Goal -> Output all records precisely as written.

Dataset entries on figures ->
════════

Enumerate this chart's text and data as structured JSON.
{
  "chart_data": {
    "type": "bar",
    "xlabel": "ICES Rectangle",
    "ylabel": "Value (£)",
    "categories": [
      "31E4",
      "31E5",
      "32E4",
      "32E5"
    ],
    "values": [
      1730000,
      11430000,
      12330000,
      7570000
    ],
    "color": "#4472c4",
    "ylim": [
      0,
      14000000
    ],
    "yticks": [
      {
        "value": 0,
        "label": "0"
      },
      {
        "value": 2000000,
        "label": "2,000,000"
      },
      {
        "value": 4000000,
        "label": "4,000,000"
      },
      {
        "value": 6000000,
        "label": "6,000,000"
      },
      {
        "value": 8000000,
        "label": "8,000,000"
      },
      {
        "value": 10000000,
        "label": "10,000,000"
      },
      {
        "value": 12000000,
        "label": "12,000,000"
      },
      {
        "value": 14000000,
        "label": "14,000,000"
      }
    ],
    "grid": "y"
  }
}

════════

Written response ->
Enumerate this chart's text and data as structured JSON.
{
  "chart_data": {
    "type": "bar",
    "xlabel": "ICES Rectangle",
    "ylabel": "Value (£)",
    "categories": [
      "31E4",
      "31E5",
      "32E4",
      "32E5"
    ],
    "values": [
      1730000,
      11430000,
      12330000,
      7570000
    ],
    "color": "#4472c4",
    "ylim": [
      0,
      14000000
    ],
    "yticks": [
      {
        "value": 0,
        "label": "0"
      },
      {
        "value": 2000000,
        "label": "2,000,000"
      },
      {
        "value": 4000000,
        "label": "4,000,000"
      },
      {
        "value": 6000000,
        "label": "6,000,000"
      },
      {
        "value": 8000000,
        "label": "8,000,000"
      },
      {
        "value": 10000000,
        "label": "10,000,000"
      },
      {
        "value": 12000000,
        "label": "12,000,000"
      },
      {
        "value": 14000000,
        "label": "14,000,000"
      }
    ],
    "grid": "y"
  }
}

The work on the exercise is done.